#### What to produce:
Each line containing the word "Train" must be reported.
++++ Material provided
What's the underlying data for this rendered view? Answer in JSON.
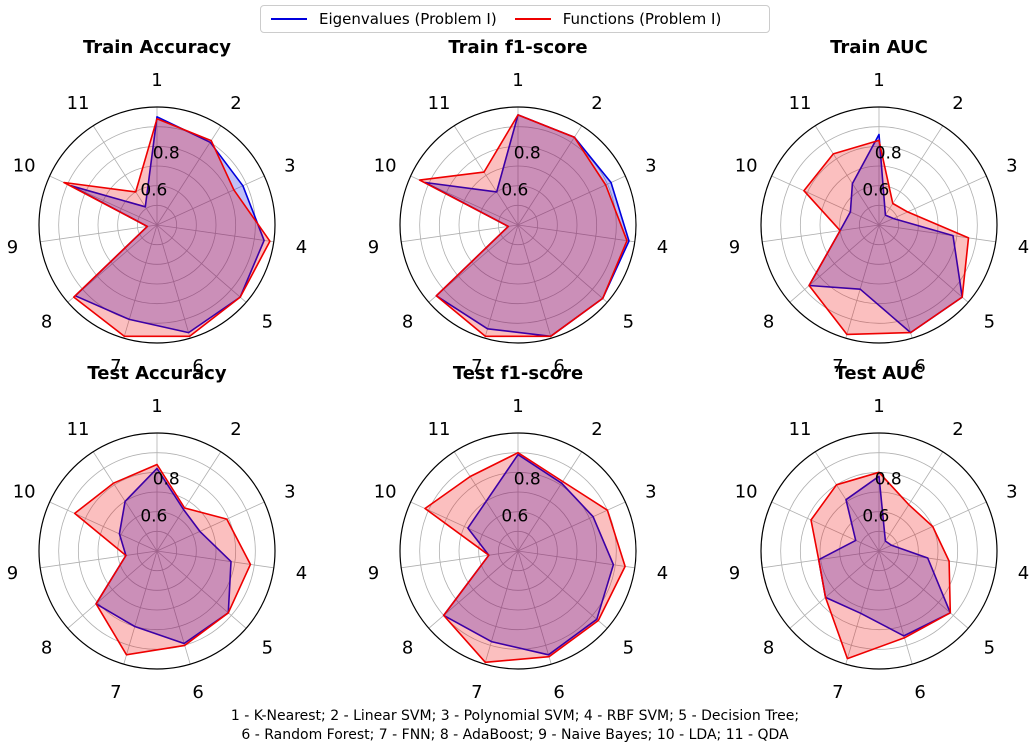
{
  "legend": {
    "items": [
      {
        "label": "Eigenvalues (Problem I)",
        "color": "#0000dd"
      },
      {
        "label": "Functions (Problem I)",
        "color": "#ee0000"
      }
    ]
  },
  "footnote": {
    "line1": "1 - K-Nearest; 2 - Linear SVM; 3 - Polynomial SVM; 4 - RBF SVM; 5 - Decision Tree;",
    "line2": "6 - Random Forest; 7 - FNN; 8 - AdaBoost; 9 - Naive Bayes; 10 - LDA; 11 - QDA"
  },
  "chart_data": [
    {
      "type": "radar",
      "title": "Train Accuracy",
      "categories": [
        "1",
        "2",
        "3",
        "4",
        "5",
        "6",
        "7",
        "8",
        "9",
        "10",
        "11"
      ],
      "rlim": [
        0.4,
        1.0
      ],
      "rticks": [
        "0.6",
        "0.8"
      ],
      "grid": true,
      "series": [
        {
          "name": "Eigenvalues (Problem I)",
          "values": [
            0.95,
            0.9,
            0.88,
            0.95,
            0.96,
            0.97,
            0.9,
            0.95,
            0.45,
            0.88,
            0.51
          ]
        },
        {
          "name": "Functions (Problem I)",
          "values": [
            0.94,
            0.91,
            0.83,
            0.98,
            0.96,
            0.99,
            0.99,
            0.96,
            0.45,
            0.92,
            0.6
          ]
        }
      ]
    },
    {
      "type": "radar",
      "title": "Train f1-score",
      "categories": [
        "1",
        "2",
        "3",
        "4",
        "5",
        "6",
        "7",
        "8",
        "9",
        "10",
        "11"
      ],
      "rlim": [
        0.4,
        1.0
      ],
      "rticks": [
        "0.6",
        "0.8"
      ],
      "grid": true,
      "series": [
        {
          "name": "Eigenvalues (Problem I)",
          "values": [
            0.96,
            0.93,
            0.92,
            0.97,
            0.97,
            0.99,
            0.95,
            0.95,
            0.45,
            0.92,
            0.6
          ]
        },
        {
          "name": "Functions (Problem I)",
          "values": [
            0.96,
            0.93,
            0.89,
            0.96,
            0.97,
            0.99,
            0.99,
            0.95,
            0.45,
            0.95,
            0.72
          ]
        }
      ]
    },
    {
      "type": "radar",
      "title": "Train AUC",
      "categories": [
        "1",
        "2",
        "3",
        "4",
        "5",
        "6",
        "7",
        "8",
        "9",
        "10",
        "11"
      ],
      "rlim": [
        0.4,
        1.0
      ],
      "rticks": [
        "0.6",
        "0.8"
      ],
      "grid": true,
      "series": [
        {
          "name": "Eigenvalues (Problem I)",
          "values": [
            0.86,
            0.46,
            0.48,
            0.78,
            0.96,
            0.97,
            0.74,
            0.87,
            0.6,
            0.56,
            0.65
          ]
        },
        {
          "name": "Functions (Problem I)",
          "values": [
            0.83,
            0.53,
            0.56,
            0.86,
            0.96,
            0.97,
            0.98,
            0.87,
            0.6,
            0.82,
            0.83
          ]
        }
      ]
    },
    {
      "type": "radar",
      "title": "Test Accuracy",
      "categories": [
        "1",
        "2",
        "3",
        "4",
        "5",
        "6",
        "7",
        "8",
        "9",
        "10",
        "11"
      ],
      "rlim": [
        0.4,
        1.0
      ],
      "rticks": [
        "0.6",
        "0.8"
      ],
      "grid": true,
      "series": [
        {
          "name": "Eigenvalues (Problem I)",
          "values": [
            0.82,
            0.65,
            0.64,
            0.78,
            0.88,
            0.89,
            0.8,
            0.81,
            0.56,
            0.61,
            0.7
          ]
        },
        {
          "name": "Functions (Problem I)",
          "values": [
            0.84,
            0.66,
            0.79,
            0.88,
            0.88,
            0.9,
            0.95,
            0.81,
            0.56,
            0.86,
            0.81
          ]
        }
      ]
    },
    {
      "type": "radar",
      "title": "Test f1-score",
      "categories": [
        "1",
        "2",
        "3",
        "4",
        "5",
        "6",
        "7",
        "8",
        "9",
        "10",
        "11"
      ],
      "rlim": [
        0.4,
        1.0
      ],
      "rticks": [
        "0.6",
        "0.8"
      ],
      "grid": true,
      "series": [
        {
          "name": "Eigenvalues (Problem I)",
          "values": [
            0.89,
            0.81,
            0.82,
            0.89,
            0.93,
            0.95,
            0.88,
            0.9,
            0.55,
            0.68,
            0.7
          ]
        },
        {
          "name": "Functions (Problem I)",
          "values": [
            0.9,
            0.82,
            0.9,
            0.95,
            0.94,
            0.96,
            0.99,
            0.9,
            0.55,
            0.92,
            0.85
          ]
        }
      ]
    },
    {
      "type": "radar",
      "title": "Test AUC",
      "categories": [
        "1",
        "2",
        "3",
        "4",
        "5",
        "6",
        "7",
        "8",
        "9",
        "10",
        "11"
      ],
      "rlim": [
        0.4,
        1.0
      ],
      "rticks": [
        "0.6",
        "0.8"
      ],
      "grid": true,
      "series": [
        {
          "name": "Eigenvalues (Problem I)",
          "values": [
            0.78,
            0.46,
            0.47,
            0.65,
            0.88,
            0.85,
            0.73,
            0.76,
            0.71,
            0.53,
            0.71
          ]
        },
        {
          "name": "Functions (Problem I)",
          "values": [
            0.8,
            0.68,
            0.7,
            0.76,
            0.88,
            0.86,
            0.97,
            0.76,
            0.71,
            0.78,
            0.8
          ]
        }
      ]
    }
  ]
}
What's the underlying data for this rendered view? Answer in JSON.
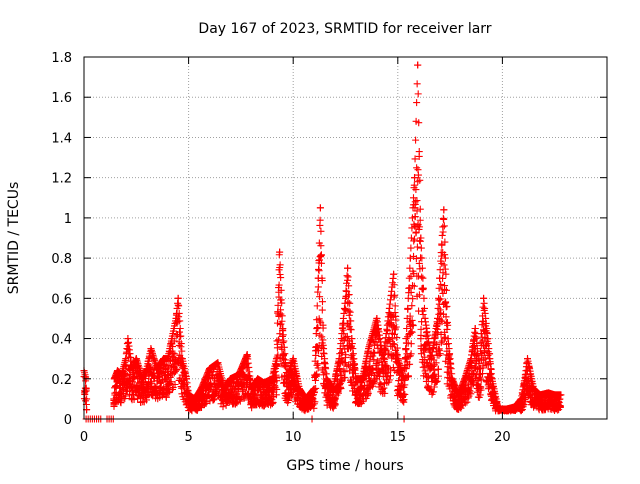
{
  "chart_data": {
    "type": "scatter",
    "title": "Day 167 of 2023, SRMTID for receiver larr",
    "xlabel": "GPS time / hours",
    "ylabel": "SRMTID / TECUs",
    "xlim": [
      0,
      25
    ],
    "ylim": [
      0,
      1.8
    ],
    "xticks": [
      0,
      5,
      10,
      15,
      20
    ],
    "xtick_labels": [
      "0",
      "5",
      "10",
      "15",
      "20"
    ],
    "yticks": [
      0,
      0.2,
      0.4,
      0.6,
      0.8,
      1.0,
      1.2,
      1.4,
      1.6,
      1.8
    ],
    "ytick_labels": [
      "0",
      "0.2",
      "0.4",
      "0.6",
      "0.8",
      "1",
      "1.2",
      "1.4",
      "1.6",
      "1.8"
    ],
    "grid": true,
    "marker": "+",
    "color": "#ff0000",
    "series": [
      {
        "name": "SRMTID",
        "profile_points": [
          [
            0.0,
            0.24
          ],
          [
            0.1,
            0.2
          ],
          [
            0.15,
            0.0
          ],
          [
            0.5,
            0.0
          ],
          [
            0.9,
            0.0
          ],
          [
            1.3,
            0.0
          ],
          [
            1.4,
            0.0
          ],
          [
            1.45,
            0.2
          ],
          [
            1.6,
            0.24
          ],
          [
            1.8,
            0.22
          ],
          [
            2.0,
            0.3
          ],
          [
            2.1,
            0.4
          ],
          [
            2.3,
            0.25
          ],
          [
            2.5,
            0.3
          ],
          [
            2.8,
            0.2
          ],
          [
            3.0,
            0.25
          ],
          [
            3.2,
            0.35
          ],
          [
            3.5,
            0.25
          ],
          [
            3.8,
            0.3
          ],
          [
            4.0,
            0.3
          ],
          [
            4.2,
            0.4
          ],
          [
            4.4,
            0.5
          ],
          [
            4.5,
            0.6
          ],
          [
            4.7,
            0.3
          ],
          [
            4.9,
            0.2
          ],
          [
            5.0,
            0.12
          ],
          [
            5.3,
            0.1
          ],
          [
            5.6,
            0.15
          ],
          [
            6.0,
            0.25
          ],
          [
            6.4,
            0.28
          ],
          [
            6.7,
            0.15
          ],
          [
            7.0,
            0.2
          ],
          [
            7.4,
            0.22
          ],
          [
            7.8,
            0.32
          ],
          [
            8.0,
            0.15
          ],
          [
            8.3,
            0.2
          ],
          [
            8.6,
            0.18
          ],
          [
            9.0,
            0.2
          ],
          [
            9.2,
            0.3
          ],
          [
            9.35,
            0.83
          ],
          [
            9.5,
            0.45
          ],
          [
            9.7,
            0.2
          ],
          [
            10.0,
            0.3
          ],
          [
            10.3,
            0.15
          ],
          [
            10.6,
            0.1
          ],
          [
            11.0,
            0.15
          ],
          [
            11.2,
            0.7
          ],
          [
            11.3,
            1.05
          ],
          [
            11.45,
            0.35
          ],
          [
            11.6,
            0.2
          ],
          [
            11.9,
            0.15
          ],
          [
            12.2,
            0.3
          ],
          [
            12.5,
            0.6
          ],
          [
            12.6,
            0.75
          ],
          [
            12.8,
            0.4
          ],
          [
            13.0,
            0.2
          ],
          [
            13.3,
            0.2
          ],
          [
            13.6,
            0.35
          ],
          [
            14.0,
            0.5
          ],
          [
            14.3,
            0.3
          ],
          [
            14.6,
            0.55
          ],
          [
            14.8,
            0.72
          ],
          [
            15.0,
            0.3
          ],
          [
            15.3,
            0.2
          ],
          [
            15.6,
            0.8
          ],
          [
            15.8,
            1.2
          ],
          [
            15.95,
            1.76
          ],
          [
            16.1,
            0.9
          ],
          [
            16.3,
            0.5
          ],
          [
            16.6,
            0.3
          ],
          [
            16.9,
            0.5
          ],
          [
            17.0,
            0.7
          ],
          [
            17.2,
            1.04
          ],
          [
            17.4,
            0.4
          ],
          [
            17.6,
            0.2
          ],
          [
            17.9,
            0.12
          ],
          [
            18.2,
            0.2
          ],
          [
            18.5,
            0.3
          ],
          [
            18.7,
            0.45
          ],
          [
            18.9,
            0.25
          ],
          [
            19.1,
            0.6
          ],
          [
            19.3,
            0.4
          ],
          [
            19.5,
            0.2
          ],
          [
            19.8,
            0.05
          ],
          [
            20.2,
            0.05
          ],
          [
            20.6,
            0.06
          ],
          [
            20.9,
            0.1
          ],
          [
            21.1,
            0.22
          ],
          [
            21.2,
            0.3
          ],
          [
            21.5,
            0.15
          ],
          [
            21.8,
            0.12
          ],
          [
            22.2,
            0.13
          ],
          [
            22.5,
            0.12
          ],
          [
            22.8,
            0.12
          ]
        ],
        "baseline_points": [
          [
            0.1,
            0.0
          ],
          [
            0.2,
            0.0
          ],
          [
            0.3,
            0.0
          ],
          [
            0.4,
            0.0
          ],
          [
            0.5,
            0.0
          ],
          [
            0.6,
            0.0
          ],
          [
            0.7,
            0.0
          ],
          [
            0.8,
            0.0
          ],
          [
            1.1,
            0.0
          ],
          [
            1.2,
            0.0
          ],
          [
            1.3,
            0.0
          ],
          [
            1.4,
            0.0
          ],
          [
            10.9,
            0.0
          ],
          [
            15.3,
            0.0
          ]
        ]
      }
    ]
  }
}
++++++++
#### Finished answer:
      "title": "Train Accuracy",
      "title": "Train f1-score",
      "title": "Train AUC",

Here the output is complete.